▸ Data for processing
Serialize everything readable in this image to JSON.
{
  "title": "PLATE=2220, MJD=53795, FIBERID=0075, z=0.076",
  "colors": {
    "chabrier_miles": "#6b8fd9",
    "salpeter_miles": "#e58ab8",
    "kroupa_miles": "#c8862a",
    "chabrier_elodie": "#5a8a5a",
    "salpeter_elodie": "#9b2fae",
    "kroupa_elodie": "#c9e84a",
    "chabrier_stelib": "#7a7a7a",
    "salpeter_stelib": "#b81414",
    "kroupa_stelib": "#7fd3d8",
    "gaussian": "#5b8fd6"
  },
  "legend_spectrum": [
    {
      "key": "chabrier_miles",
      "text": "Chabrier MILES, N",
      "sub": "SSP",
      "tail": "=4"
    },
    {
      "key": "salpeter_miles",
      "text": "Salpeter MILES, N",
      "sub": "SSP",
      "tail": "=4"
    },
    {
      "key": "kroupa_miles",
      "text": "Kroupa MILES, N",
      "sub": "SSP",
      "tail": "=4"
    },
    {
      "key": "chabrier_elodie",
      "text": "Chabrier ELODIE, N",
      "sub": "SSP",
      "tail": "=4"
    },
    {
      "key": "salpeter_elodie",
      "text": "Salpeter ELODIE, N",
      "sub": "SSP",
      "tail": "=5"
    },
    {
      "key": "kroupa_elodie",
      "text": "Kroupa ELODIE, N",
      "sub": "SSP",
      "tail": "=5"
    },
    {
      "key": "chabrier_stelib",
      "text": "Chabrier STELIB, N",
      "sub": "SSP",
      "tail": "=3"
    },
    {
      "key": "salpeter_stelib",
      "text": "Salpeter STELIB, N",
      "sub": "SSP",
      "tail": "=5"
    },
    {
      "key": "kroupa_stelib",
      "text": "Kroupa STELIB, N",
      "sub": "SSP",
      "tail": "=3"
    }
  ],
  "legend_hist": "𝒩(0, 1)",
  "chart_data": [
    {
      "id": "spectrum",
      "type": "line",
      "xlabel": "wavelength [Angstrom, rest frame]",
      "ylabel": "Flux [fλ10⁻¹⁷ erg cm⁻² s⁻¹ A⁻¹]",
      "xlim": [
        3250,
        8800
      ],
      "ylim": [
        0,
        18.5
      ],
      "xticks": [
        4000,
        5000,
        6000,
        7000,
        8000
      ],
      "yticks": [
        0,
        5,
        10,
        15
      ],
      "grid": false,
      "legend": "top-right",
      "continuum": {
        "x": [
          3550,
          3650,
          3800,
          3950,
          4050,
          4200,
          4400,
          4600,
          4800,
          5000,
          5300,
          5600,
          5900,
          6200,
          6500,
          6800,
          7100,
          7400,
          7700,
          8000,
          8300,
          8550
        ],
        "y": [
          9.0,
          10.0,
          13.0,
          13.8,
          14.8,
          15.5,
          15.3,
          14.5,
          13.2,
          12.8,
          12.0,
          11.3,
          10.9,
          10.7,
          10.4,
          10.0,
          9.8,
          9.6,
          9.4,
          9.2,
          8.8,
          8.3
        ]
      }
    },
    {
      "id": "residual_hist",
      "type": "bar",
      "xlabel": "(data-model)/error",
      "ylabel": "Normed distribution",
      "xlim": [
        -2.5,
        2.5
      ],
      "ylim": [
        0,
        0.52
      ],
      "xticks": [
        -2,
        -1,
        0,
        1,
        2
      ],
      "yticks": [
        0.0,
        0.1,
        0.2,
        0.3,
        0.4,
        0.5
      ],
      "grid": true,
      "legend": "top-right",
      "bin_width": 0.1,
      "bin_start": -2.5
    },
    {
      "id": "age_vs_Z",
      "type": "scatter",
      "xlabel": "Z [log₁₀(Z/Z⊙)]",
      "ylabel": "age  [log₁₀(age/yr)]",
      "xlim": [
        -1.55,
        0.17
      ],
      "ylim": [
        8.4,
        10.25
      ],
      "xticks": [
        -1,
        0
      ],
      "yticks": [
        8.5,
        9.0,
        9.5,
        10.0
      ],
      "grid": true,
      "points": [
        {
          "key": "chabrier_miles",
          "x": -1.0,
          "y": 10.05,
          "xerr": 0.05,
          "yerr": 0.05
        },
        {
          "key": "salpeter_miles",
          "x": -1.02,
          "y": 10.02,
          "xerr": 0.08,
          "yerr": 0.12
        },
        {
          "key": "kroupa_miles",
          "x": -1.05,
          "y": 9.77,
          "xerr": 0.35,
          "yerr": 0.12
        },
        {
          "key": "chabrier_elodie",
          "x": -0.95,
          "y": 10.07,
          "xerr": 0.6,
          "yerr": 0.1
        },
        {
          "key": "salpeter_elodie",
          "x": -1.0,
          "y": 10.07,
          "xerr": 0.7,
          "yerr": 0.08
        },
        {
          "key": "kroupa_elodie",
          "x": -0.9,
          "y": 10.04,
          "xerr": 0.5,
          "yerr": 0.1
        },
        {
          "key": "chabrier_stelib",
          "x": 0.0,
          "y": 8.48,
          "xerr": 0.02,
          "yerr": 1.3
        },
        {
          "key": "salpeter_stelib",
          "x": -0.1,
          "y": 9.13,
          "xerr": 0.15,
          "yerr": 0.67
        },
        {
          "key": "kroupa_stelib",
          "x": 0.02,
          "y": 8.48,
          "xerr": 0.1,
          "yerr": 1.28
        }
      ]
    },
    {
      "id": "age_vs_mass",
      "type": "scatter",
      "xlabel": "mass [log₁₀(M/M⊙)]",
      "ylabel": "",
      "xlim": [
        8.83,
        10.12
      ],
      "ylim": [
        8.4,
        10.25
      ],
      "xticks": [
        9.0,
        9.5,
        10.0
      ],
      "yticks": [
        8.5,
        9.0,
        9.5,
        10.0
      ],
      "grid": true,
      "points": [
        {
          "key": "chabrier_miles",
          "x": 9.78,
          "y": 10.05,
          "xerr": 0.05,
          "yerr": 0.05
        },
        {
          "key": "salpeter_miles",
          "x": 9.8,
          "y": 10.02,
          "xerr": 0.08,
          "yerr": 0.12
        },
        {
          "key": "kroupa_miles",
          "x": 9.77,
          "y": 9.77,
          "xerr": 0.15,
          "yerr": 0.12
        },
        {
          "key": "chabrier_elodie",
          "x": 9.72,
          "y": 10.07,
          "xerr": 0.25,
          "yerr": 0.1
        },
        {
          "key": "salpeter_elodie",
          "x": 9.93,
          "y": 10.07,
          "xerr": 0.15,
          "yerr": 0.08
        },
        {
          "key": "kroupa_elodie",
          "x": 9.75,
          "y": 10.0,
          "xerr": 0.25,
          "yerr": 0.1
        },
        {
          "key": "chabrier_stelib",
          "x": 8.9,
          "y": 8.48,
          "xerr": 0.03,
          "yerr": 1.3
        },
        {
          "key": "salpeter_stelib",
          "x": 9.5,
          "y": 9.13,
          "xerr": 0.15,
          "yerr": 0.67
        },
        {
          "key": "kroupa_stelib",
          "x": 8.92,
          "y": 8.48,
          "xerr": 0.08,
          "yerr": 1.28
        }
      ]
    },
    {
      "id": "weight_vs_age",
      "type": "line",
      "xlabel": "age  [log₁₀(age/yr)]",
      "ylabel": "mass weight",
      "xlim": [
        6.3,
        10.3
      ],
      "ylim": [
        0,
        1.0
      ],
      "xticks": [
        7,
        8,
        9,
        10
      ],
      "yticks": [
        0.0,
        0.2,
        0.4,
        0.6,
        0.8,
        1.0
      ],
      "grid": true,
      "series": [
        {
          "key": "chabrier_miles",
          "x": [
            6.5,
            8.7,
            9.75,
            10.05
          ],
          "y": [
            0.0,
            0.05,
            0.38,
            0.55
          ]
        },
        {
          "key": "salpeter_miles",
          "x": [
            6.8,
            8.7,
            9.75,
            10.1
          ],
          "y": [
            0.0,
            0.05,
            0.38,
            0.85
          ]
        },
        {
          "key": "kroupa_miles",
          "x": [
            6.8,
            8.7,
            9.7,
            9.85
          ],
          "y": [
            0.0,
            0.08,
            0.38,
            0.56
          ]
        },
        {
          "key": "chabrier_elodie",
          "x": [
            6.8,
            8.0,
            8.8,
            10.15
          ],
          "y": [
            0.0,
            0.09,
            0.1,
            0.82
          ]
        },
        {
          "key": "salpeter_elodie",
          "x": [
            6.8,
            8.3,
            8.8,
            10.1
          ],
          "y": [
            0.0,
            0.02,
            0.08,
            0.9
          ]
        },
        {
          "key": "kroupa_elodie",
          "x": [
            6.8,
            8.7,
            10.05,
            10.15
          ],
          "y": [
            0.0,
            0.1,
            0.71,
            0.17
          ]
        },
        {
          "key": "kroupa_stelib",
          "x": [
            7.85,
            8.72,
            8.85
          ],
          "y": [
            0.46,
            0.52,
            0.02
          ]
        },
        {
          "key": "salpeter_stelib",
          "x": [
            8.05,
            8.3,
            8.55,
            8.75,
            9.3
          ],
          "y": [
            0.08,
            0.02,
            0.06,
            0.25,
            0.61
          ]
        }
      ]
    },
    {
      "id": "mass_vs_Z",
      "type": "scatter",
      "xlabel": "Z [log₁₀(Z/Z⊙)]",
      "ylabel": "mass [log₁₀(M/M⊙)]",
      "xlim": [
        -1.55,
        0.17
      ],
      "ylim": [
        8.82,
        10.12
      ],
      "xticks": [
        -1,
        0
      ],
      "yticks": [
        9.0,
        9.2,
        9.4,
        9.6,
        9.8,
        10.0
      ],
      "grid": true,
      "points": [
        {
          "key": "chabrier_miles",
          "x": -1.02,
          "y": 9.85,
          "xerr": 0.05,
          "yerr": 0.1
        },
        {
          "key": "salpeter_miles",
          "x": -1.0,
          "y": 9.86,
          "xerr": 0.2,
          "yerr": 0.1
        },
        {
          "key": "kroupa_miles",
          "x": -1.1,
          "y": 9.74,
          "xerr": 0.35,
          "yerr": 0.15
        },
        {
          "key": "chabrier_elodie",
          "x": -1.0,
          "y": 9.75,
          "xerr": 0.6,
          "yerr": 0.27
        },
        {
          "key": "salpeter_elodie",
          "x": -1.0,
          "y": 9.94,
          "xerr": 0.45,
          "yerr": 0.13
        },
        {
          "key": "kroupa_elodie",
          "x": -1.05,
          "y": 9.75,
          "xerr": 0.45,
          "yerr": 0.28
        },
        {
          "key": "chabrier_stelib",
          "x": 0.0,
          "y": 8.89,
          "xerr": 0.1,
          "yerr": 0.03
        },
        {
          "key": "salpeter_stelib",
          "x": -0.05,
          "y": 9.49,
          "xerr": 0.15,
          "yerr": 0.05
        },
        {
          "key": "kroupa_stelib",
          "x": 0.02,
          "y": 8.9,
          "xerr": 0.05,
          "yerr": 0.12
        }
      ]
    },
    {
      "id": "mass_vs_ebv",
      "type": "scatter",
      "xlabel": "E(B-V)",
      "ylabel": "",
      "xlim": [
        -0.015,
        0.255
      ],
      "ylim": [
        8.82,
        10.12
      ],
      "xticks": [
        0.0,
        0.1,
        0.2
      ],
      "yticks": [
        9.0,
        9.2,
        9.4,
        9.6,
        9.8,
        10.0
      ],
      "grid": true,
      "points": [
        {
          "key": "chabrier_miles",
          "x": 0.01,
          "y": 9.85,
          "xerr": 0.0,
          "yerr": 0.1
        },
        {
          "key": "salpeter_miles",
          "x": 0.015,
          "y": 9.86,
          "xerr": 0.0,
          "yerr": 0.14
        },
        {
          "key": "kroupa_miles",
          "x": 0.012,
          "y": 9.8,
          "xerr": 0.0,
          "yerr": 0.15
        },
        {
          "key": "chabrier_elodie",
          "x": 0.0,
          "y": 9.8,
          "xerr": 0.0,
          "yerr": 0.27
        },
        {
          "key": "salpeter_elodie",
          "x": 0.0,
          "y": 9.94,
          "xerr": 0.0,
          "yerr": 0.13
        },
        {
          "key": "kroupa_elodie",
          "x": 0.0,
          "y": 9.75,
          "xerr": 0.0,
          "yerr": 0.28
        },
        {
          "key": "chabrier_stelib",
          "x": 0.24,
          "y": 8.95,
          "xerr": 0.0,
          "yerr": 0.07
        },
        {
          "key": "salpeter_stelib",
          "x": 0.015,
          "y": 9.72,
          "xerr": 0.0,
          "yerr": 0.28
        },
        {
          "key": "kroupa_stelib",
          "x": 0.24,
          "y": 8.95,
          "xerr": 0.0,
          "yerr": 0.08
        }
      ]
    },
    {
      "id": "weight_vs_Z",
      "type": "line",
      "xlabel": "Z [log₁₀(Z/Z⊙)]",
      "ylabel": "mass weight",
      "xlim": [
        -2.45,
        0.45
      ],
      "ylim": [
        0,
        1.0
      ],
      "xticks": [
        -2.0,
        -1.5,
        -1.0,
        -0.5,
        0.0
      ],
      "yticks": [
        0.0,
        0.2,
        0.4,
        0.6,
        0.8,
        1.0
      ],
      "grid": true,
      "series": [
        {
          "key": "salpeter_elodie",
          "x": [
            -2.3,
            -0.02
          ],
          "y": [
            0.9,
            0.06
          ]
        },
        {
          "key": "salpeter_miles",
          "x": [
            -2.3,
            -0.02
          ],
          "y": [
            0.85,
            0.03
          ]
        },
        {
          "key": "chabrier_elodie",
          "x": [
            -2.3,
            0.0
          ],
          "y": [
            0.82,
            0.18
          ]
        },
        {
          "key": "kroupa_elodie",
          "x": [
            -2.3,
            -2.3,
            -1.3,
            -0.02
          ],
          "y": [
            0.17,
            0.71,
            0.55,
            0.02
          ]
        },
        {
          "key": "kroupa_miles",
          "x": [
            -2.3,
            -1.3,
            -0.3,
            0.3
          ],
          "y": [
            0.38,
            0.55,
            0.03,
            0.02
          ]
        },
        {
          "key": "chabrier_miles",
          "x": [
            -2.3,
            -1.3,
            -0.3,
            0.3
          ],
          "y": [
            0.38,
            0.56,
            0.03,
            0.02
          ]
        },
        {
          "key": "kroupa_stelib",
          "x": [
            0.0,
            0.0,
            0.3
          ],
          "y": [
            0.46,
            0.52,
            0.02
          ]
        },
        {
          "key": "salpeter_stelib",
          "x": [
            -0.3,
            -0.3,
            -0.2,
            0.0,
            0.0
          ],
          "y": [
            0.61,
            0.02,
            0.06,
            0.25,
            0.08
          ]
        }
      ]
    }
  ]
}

▸ Set exercise
Count every line in the preceding entries where the string "log₁₀" appears, then state only the total.

▸ Task result
7